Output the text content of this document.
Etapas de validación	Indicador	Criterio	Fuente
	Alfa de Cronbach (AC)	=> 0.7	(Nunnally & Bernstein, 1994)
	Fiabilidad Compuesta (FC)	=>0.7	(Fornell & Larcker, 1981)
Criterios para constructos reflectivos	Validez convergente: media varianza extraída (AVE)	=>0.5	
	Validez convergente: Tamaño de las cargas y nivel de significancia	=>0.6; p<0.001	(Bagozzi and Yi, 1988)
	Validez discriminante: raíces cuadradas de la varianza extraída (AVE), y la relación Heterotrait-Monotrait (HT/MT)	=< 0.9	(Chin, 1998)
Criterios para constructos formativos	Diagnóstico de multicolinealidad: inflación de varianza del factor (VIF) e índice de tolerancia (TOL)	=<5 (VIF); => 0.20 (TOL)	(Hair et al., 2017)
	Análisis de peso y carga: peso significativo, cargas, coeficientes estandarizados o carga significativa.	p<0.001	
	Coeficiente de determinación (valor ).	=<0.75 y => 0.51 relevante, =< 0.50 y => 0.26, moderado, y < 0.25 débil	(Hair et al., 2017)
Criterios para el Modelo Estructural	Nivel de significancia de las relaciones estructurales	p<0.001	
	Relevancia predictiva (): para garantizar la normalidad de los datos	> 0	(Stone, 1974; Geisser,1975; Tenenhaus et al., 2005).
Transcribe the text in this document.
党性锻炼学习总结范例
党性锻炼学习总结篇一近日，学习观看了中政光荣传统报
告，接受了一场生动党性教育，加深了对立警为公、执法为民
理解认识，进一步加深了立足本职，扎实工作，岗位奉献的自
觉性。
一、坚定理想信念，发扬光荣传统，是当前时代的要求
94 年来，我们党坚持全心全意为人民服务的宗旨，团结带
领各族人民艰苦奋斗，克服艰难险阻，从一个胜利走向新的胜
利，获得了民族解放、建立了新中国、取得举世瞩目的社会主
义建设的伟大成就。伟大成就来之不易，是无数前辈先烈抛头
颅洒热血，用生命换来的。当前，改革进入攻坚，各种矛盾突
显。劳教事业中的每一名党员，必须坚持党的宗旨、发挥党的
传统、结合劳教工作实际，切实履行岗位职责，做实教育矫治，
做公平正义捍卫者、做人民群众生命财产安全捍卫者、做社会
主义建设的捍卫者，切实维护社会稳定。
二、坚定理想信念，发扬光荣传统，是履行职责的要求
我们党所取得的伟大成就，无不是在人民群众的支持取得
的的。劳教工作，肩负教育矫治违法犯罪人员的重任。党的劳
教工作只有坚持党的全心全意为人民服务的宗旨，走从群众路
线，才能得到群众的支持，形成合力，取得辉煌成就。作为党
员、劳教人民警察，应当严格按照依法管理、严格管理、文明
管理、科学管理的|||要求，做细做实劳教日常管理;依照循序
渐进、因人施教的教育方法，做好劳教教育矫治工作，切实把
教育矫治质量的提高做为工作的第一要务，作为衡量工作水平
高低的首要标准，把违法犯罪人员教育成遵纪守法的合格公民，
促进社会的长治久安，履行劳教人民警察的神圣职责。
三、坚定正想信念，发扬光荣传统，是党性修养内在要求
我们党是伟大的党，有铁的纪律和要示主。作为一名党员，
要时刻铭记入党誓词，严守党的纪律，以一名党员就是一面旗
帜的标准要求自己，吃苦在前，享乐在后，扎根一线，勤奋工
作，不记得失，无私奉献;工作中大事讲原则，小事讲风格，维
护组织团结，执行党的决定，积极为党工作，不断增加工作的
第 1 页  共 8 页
┄┄┄┄┄┄┄┄┄┄
Restate all of the entries above precisely.

EXERCISE ANSWER ▸
Output the text content of this document.
Etapas de validación	Indicador	Criterio	Fuente
	Alfa de Cronbach (AC)	=> 0.7	(Nunnally & Bernstein, 1994)
	Fiabilidad Compuesta (FC)	=>0.7	(Fornell & Larcker, 1981)
Criterios para constructos reflectivos	Validez convergente: media varianza extraída (AVE)	=>0.5	
	Validez convergente: Tamaño de las cargas y nivel de significancia	=>0.6; p<0.001	(Bagozzi and Yi, 1988)
	Validez discriminante: raíces cuadradas de la varianza extraída (AVE), y la relación Heterotrait-Monotrait (HT/MT)	=< 0.9	(Chin, 1998)
Criterios para constructos formativos	Diagnóstico de multicolinealidad: inflación de varianza del factor (VIF) e índice de tolerancia (TOL)	=<5 (VIF); => 0.20 (TOL)	(Hair et al., 2017)
	Análisis de peso y carga: peso significativo, cargas, coeficientes estandarizados o carga significativa.	p<0.001	
	Coeficiente de determinación (valor ).	=<0.75 y => 0.51 relevante, =< 0.50 y => 0.26, moderado, y < 0.25 débil	(Hair et al., 2017)
Criterios para el Modelo Estructural	Nivel de significancia de las relaciones estructurales	p<0.001	
	Relevancia predictiva (): para garantizar la normalidad de los datos	> 0	(Stone, 1974; Geisser,1975; Tenenhaus et al., 2005).
Transcribe the text in this document.
党性锻炼学习总结范例
党性锻炼学习总结篇一近日，学习观看了中政光荣传统报
告，接受了一场生动党性教育，加深了对立警为公、执法为民
理解认识，进一步加深了立足本职，扎实工作，岗位奉献的自
觉性。
一、坚定理想信念，发扬光荣传统，是当前时代的要求
94 年来，我们党坚持全心全意为人民服务的宗旨，团结带
领各族人民艰苦奋斗，克服艰难险阻，从一个胜利走向新的胜
利，获得了民族解放、建立了新中国、取得举世瞩目的社会主
义建设的伟大成就。伟大成就来之不易，是无数前辈先烈抛头
颅洒热血，用生命换来的。当前，改革进入攻坚，各种矛盾突
显。劳教事业中的每一名党员，必须坚持党的宗旨、发挥党的
传统、结合劳教工作实际，切实履行岗位职责，做实教育矫治，
做公平正义捍卫者、做人民群众生命财产安全捍卫者、做社会
主义建设的捍卫者，切实维护社会稳定。
二、坚定理想信念，发扬光荣传统，是履行职责的要求
我们党所取得的伟大成就，无不是在人民群众的支持取得
的的。劳教工作，肩负教育矫治违法犯罪人员的重任。党的劳
教工作只有坚持党的全心全意为人民服务的宗旨，走从群众路
线，才能得到群众的支持，形成合力，取得辉煌成就。作为党
员、劳教人民警察，应当严格按照依法管理、严格管理、文明
管理、科学管理的|||要求，做细做实劳教日常管理;依照循序
渐进、因人施教的教育方法，做好劳教教育矫治工作，切实把
教育矫治质量的提高做为工作的第一要务，作为衡量工作水平
高低的首要标准，把违法犯罪人员教育成遵纪守法的合格公民，
促进社会的长治久安，履行劳教人民警察的神圣职责。
三、坚定正想信念，发扬光荣传统，是党性修养内在要求
我们党是伟大的党，有铁的纪律和要示主。作为一名党员，
要时刻铭记入党誓词，严守党的纪律，以一名党员就是一面旗
帜的标准要求自己，吃苦在前，享乐在后，扎根一线，勤奋工
作，不记得失，无私奉献;工作中大事讲原则，小事讲风格，维
护组织团结，执行党的决定，积极为党工作，不断增加工作的
第 1 页  共 8 页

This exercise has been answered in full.